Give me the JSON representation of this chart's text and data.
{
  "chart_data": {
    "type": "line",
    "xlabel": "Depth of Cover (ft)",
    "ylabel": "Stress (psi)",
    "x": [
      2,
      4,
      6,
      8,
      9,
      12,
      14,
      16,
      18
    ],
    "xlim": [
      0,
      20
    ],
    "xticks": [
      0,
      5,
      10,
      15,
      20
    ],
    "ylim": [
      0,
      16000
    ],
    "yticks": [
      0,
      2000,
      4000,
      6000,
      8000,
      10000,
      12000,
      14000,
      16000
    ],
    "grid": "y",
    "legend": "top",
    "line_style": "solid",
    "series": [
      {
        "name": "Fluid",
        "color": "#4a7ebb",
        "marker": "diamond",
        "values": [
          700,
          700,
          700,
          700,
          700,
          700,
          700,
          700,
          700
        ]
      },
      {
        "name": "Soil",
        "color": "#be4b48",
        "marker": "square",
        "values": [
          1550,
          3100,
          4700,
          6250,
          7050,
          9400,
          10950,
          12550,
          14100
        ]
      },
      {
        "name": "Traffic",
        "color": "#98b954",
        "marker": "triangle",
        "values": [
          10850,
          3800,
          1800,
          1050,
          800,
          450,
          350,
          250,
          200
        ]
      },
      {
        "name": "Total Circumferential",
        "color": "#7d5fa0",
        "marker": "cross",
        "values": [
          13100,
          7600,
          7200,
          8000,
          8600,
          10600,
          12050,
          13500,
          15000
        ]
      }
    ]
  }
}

══════════

**What is expected**
Gather from the data above every line with the string "color".

**Problem solution**
        "color": "#4a7ebb",
        "color": "#be4b48",
        "color": "#98b954",
        "color": "#7d5fa0",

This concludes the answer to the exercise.